— start —
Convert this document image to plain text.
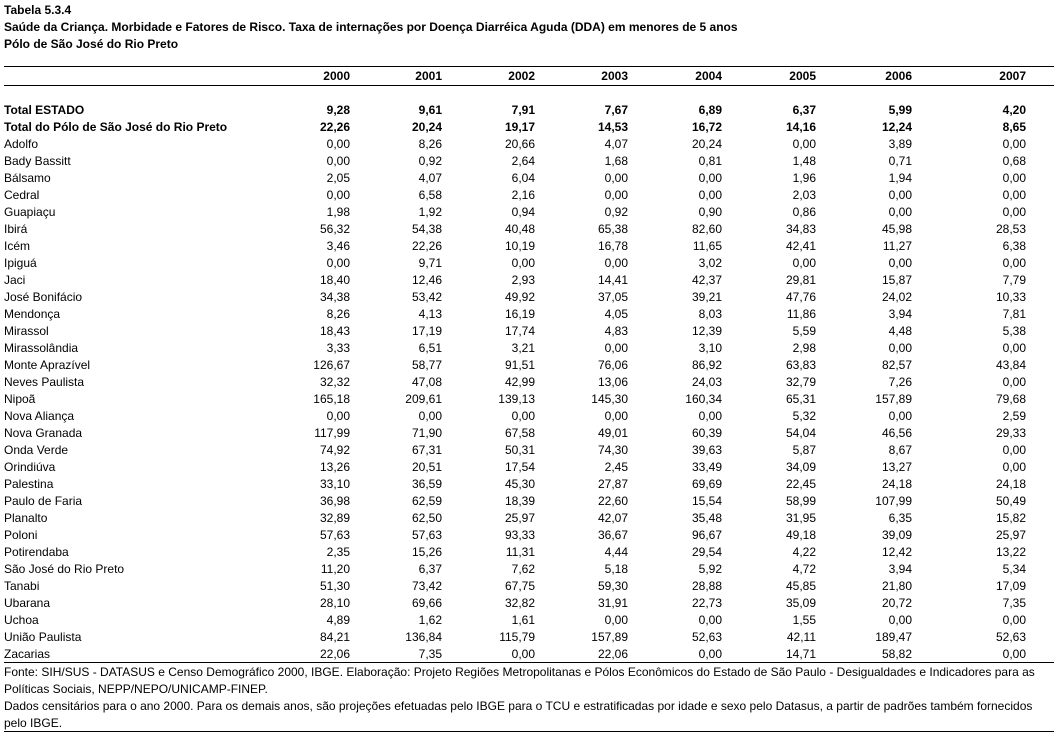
Tabela 5.3.4
Saúde da Criança. Morbidade e Fatores de Risco. Taxa de internações por Doença Diarréica Aguda (DDA) em menores de 5 anos
Pólo de São José do Rio Preto
	2000	2001	2002	2003	2004	2005	2006	2007

Total ESTADO	9,28	9,61	7,91	7,67	6,89	6,37	5,99	4,20
Total do Pólo de São José do Rio Preto	22,26	20,24	19,17	14,53	16,72	14,16	12,24	8,65
Adolfo	0,00	8,26	20,66	4,07	20,24	0,00	3,89	0,00
Bady Bassitt	0,00	0,92	2,64	1,68	0,81	1,48	0,71	0,68
Bálsamo	2,05	4,07	6,04	0,00	0,00	1,96	1,94	0,00
Cedral	0,00	6,58	2,16	0,00	0,00	2,03	0,00	0,00
Guapiaçu	1,98	1,92	0,94	0,92	0,90	0,86	0,00	0,00
Ibirá	56,32	54,38	40,48	65,38	82,60	34,83	45,98	28,53
Icém	3,46	22,26	10,19	16,78	11,65	42,41	11,27	6,38
Ipiguá	0,00	9,71	0,00	0,00	3,02	0,00	0,00	0,00
Jaci	18,40	12,46	2,93	14,41	42,37	29,81	15,87	7,79
José Bonifácio	34,38	53,42	49,92	37,05	39,21	47,76	24,02	10,33
Mendonça	8,26	4,13	16,19	4,05	8,03	11,86	3,94	7,81
Mirassol	18,43	17,19	17,74	4,83	12,39	5,59	4,48	5,38
Mirassolândia	3,33	6,51	3,21	0,00	3,10	2,98	0,00	0,00
Monte Aprazível	126,67	58,77	91,51	76,06	86,92	63,83	82,57	43,84
Neves Paulista	32,32	47,08	42,99	13,06	24,03	32,79	7,26	0,00
Nipoã	165,18	209,61	139,13	145,30	160,34	65,31	157,89	79,68
Nova Aliança	0,00	0,00	0,00	0,00	0,00	5,32	0,00	2,59
Nova Granada	117,99	71,90	67,58	49,01	60,39	54,04	46,56	29,33
Onda Verde	74,92	67,31	50,31	74,30	39,63	5,87	8,67	0,00
Orindiúva	13,26	20,51	17,54	2,45	33,49	34,09	13,27	0,00
Palestina	33,10	36,59	45,30	27,87	69,69	22,45	24,18	24,18
Paulo de Faria	36,98	62,59	18,39	22,60	15,54	58,99	107,99	50,49
Planalto	32,89	62,50	25,97	42,07	35,48	31,95	6,35	15,82
Poloni	57,63	57,63	93,33	36,67	96,67	49,18	39,09	25,97
Potirendaba	2,35	15,26	11,31	4,44	29,54	4,22	12,42	13,22
São José do Rio Preto	11,20	6,37	7,62	5,18	5,92	4,72	3,94	5,34
Tanabi	51,30	73,42	67,75	59,30	28,88	45,85	21,80	17,09
Ubarana	28,10	69,66	32,82	31,91	22,73	35,09	20,72	7,35
Uchoa	4,89	1,62	1,61	0,00	0,00	1,55	0,00	0,00
União Paulista	84,21	136,84	115,79	157,89	52,63	42,11	189,47	52,63
Zacarias	22,06	7,35	0,00	22,06	0,00	14,71	58,82	0,00
Fonte: SIH/SUS - DATASUS e Censo Demográfico 2000, IBGE. Elaboração: Projeto Regiões Metropolitanas e Pólos Econômicos do Estado de São Paulo - Desigualdades e Indicadores para as Políticas Sociais, NEPP/NEPO/UNICAMP-FINEP.
Dados censitários para o ano 2000. Para os demais anos, são projeções efetuadas pelo IBGE para o TCU e estratificadas por idade e sexo pelo Datasus, a partir de padrões também fornecidos pelo IBGE.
— end —
#### Given request:
Only a number is wanted: how many lines contain the word "Paulista"?

#### Response to this exercise:
2